◆ CHALLENGE: Of all the lines in these entries, how many contain the string "Геометрическая"? Give only that count.

◆ EXERCISE MATERIAL:

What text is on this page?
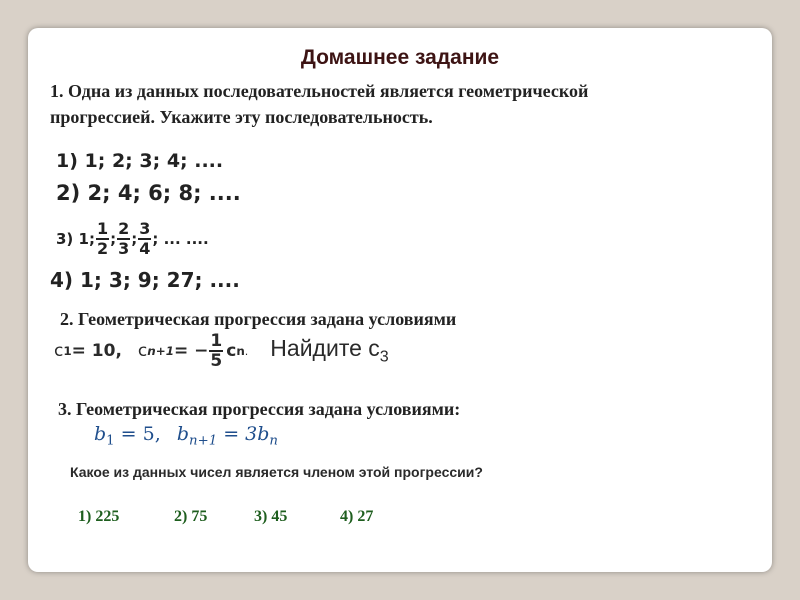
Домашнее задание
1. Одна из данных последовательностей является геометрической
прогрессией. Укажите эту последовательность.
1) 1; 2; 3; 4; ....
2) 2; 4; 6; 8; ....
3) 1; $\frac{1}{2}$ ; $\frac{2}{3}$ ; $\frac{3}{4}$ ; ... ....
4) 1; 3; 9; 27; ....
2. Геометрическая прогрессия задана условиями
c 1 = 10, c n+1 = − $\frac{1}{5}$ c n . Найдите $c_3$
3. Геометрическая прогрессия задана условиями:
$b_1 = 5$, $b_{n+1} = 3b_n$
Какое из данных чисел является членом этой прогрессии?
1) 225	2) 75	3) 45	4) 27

---

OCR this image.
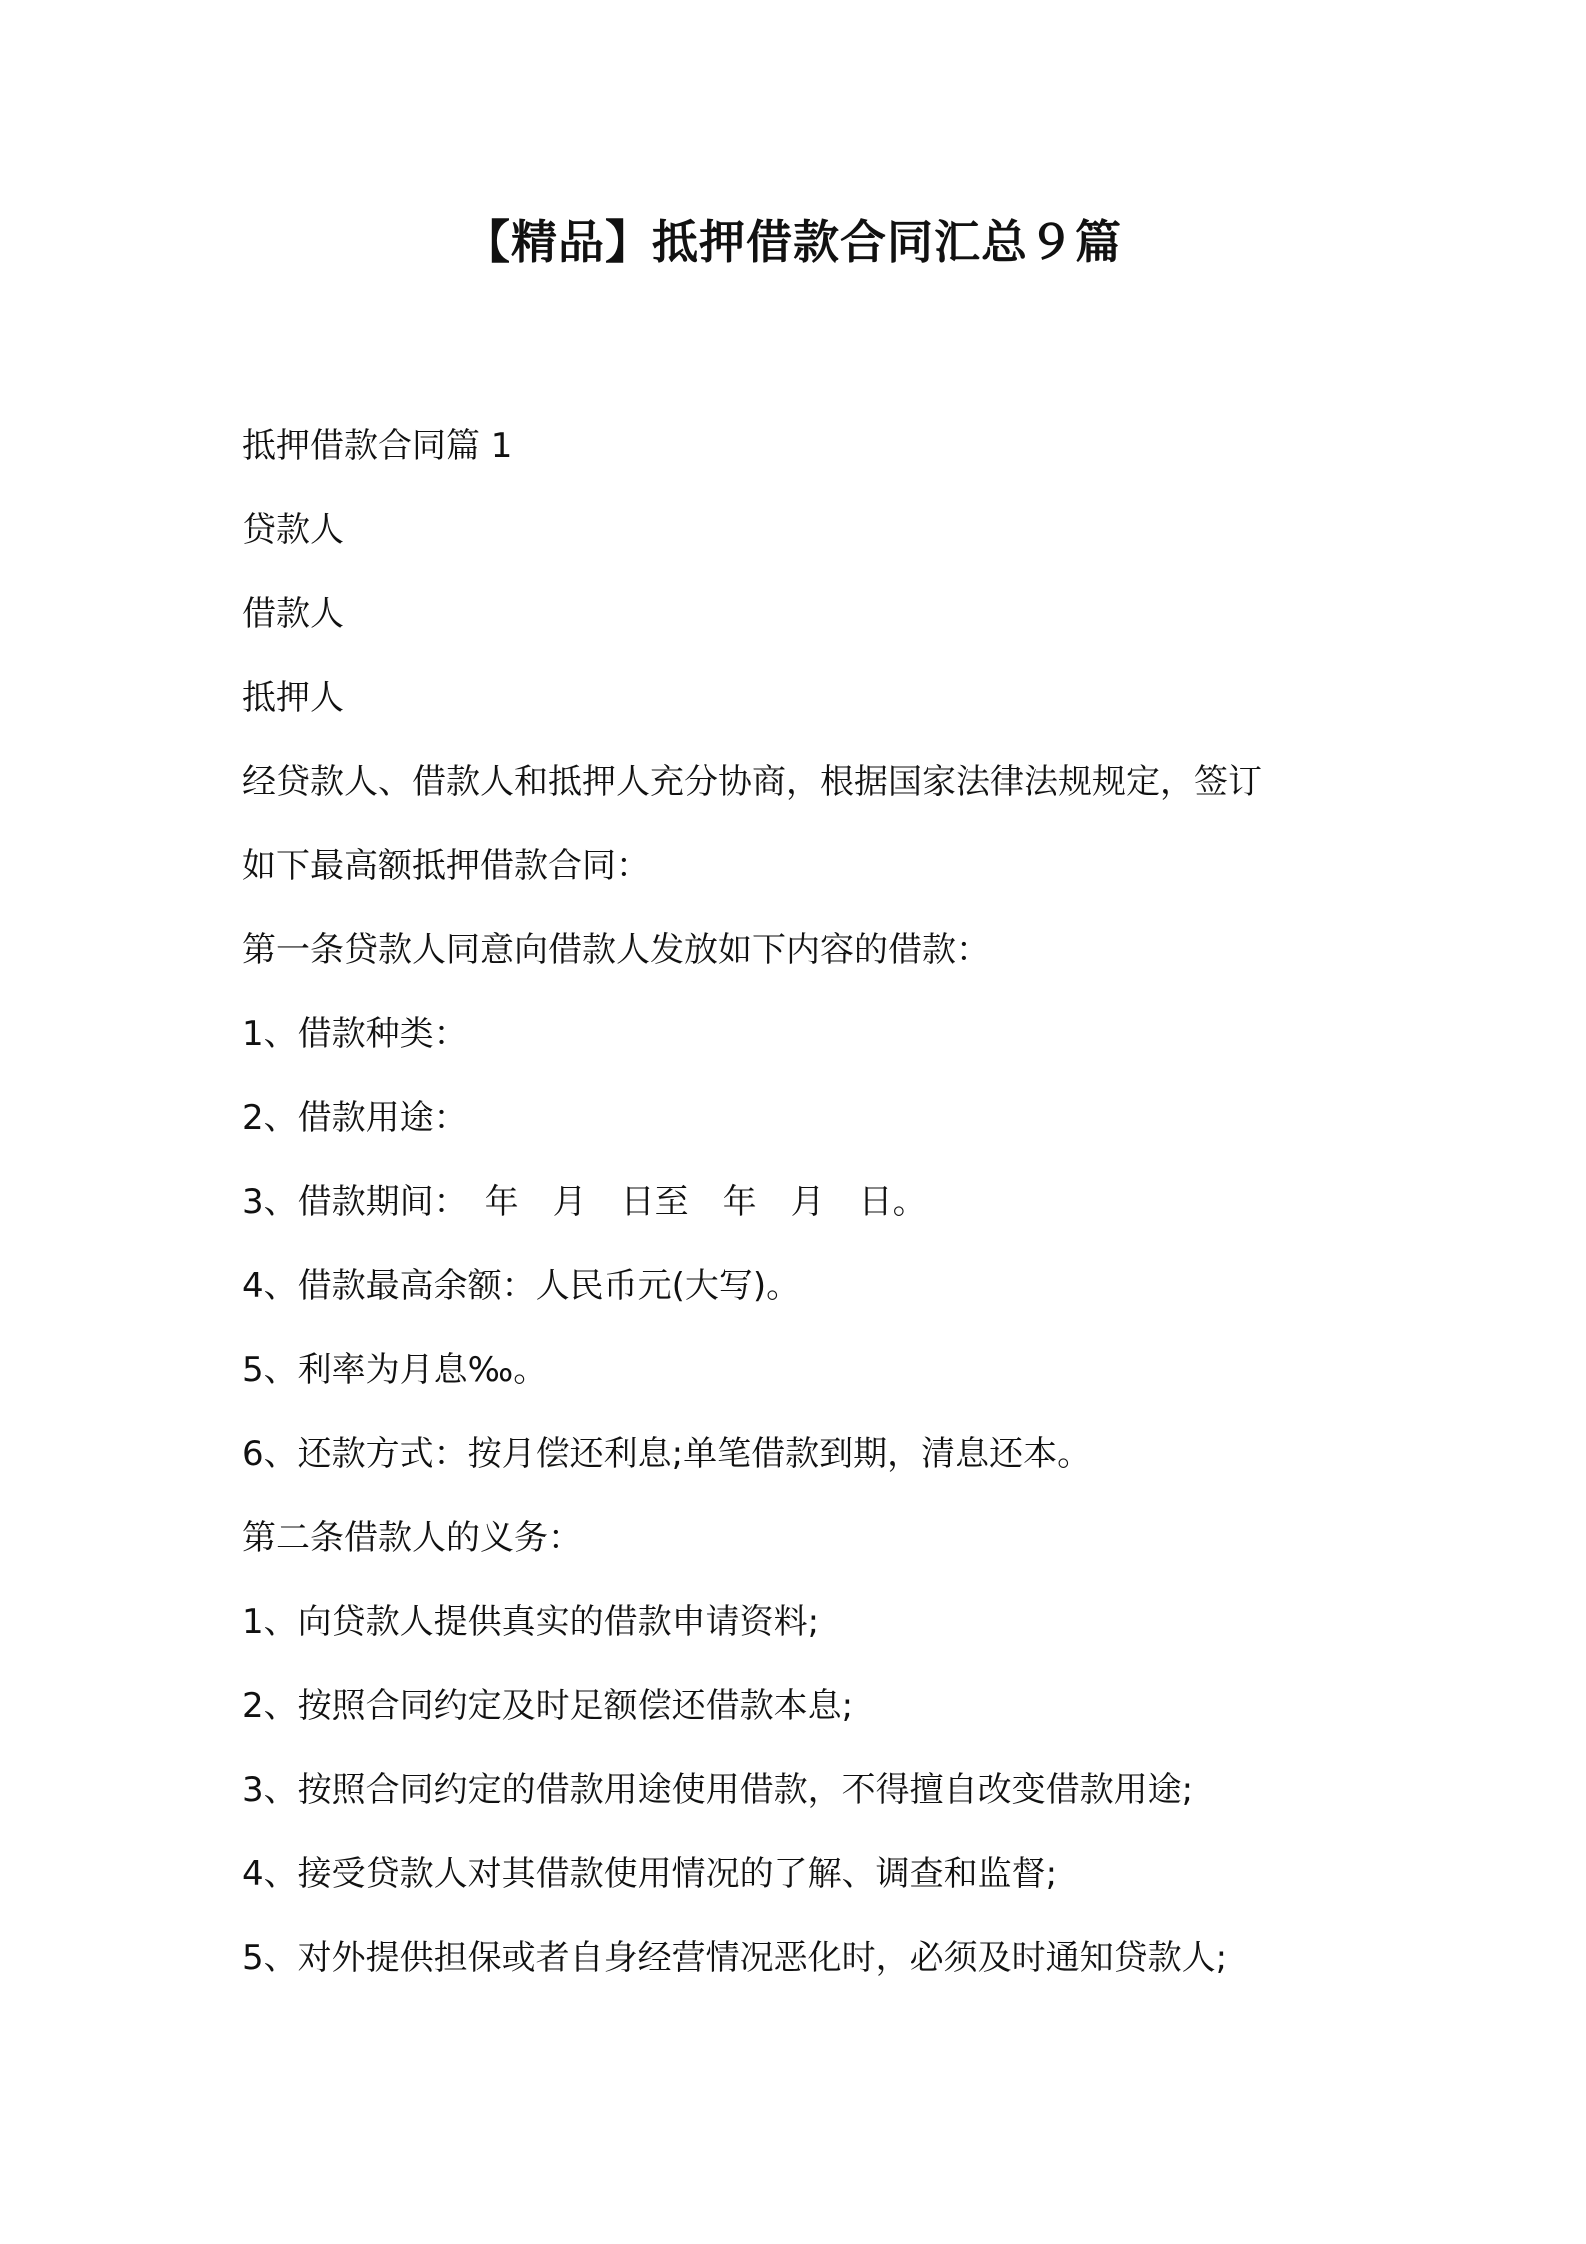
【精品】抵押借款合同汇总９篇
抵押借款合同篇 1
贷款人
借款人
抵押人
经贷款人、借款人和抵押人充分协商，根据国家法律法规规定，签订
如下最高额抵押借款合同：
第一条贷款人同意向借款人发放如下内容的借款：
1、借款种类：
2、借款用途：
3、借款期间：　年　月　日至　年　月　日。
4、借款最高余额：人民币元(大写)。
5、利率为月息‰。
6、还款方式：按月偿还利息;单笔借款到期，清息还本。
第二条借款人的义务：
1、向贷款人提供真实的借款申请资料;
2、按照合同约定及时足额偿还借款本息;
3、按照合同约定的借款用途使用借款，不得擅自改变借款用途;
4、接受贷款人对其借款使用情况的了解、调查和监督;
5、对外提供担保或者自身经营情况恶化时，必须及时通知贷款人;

◆ CORRECT OUTPUT: 2